Write each record again exactly as it stands.

———

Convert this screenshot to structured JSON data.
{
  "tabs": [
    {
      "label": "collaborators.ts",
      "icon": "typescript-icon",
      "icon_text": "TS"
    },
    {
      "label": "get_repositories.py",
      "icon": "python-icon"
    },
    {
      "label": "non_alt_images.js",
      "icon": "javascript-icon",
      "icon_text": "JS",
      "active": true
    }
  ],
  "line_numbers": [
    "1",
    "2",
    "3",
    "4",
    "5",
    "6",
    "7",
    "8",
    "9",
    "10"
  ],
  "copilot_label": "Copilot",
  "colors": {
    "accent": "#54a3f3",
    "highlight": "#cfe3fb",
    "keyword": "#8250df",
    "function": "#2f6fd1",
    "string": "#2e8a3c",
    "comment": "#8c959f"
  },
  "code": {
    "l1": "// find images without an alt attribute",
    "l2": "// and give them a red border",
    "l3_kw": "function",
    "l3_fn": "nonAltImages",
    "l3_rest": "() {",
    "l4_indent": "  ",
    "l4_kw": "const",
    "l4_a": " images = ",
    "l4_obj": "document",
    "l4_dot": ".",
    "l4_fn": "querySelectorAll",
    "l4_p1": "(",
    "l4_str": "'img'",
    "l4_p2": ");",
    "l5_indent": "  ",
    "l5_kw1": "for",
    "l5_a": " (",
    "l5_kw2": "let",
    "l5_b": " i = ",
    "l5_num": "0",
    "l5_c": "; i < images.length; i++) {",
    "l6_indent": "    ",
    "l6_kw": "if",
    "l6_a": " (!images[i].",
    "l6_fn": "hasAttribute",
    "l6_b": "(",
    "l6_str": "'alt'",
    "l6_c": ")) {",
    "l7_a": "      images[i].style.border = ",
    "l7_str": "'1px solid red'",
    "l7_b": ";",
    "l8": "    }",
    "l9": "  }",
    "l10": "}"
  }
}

———

Answer in full |
Convert this screenshot to structured JSON data.
{
  "tabs": [
    {
      "label": "collaborators.ts",
      "icon": "typescript-icon",
      "icon_text": "TS"
    },
    {
      "label": "get_repositories.py",
      "icon": "python-icon"
    },
    {
      "label": "non_alt_images.js",
      "icon": "javascript-icon",
      "icon_text": "JS",
      "active": true
    }
  ],
  "line_numbers": [
    "1",
    "2",
    "3",
    "4",
    "5",
    "6",
    "7",
    "8",
    "9",
    "10"
  ],
  "copilot_label": "Copilot",
  "colors": {
    "accent": "#54a3f3",
    "highlight": "#cfe3fb",
    "keyword": "#8250df",
    "function": "#2f6fd1",
    "string": "#2e8a3c",
    "comment": "#8c959f"
  },
  "code": {
    "l1": "// find images without an alt attribute",
    "l2": "// and give them a red border",
    "l3_kw": "function",
    "l3_fn": "nonAltImages",
    "l3_rest": "() {",
    "l4_indent": "  ",
    "l4_kw": "const",
    "l4_a": " images = ",
    "l4_obj": "document",
    "l4_dot": ".",
    "l4_fn": "querySelectorAll",
    "l4_p1": "(",
    "l4_str": "'img'",
    "l4_p2": ");",
    "l5_indent": "  ",
    "l5_kw1": "for",
    "l5_a": " (",
    "l5_kw2": "let",
    "l5_b": " i = ",
    "l5_num": "0",
    "l5_c": "; i < images.length; i++) {",
    "l6_indent": "    ",
    "l6_kw": "if",
    "l6_a": " (!images[i].",
    "l6_fn": "hasAttribute",
    "l6_b": "(",
    "l6_str": "'alt'",
    "l6_c": ")) {",
    "l7_a": "      images[i].style.border = ",
    "l7_str": "'1px solid red'",
    "l7_b": ";",
    "l8": "    }",
    "l9": "  }",
    "l10": "}"
  }
}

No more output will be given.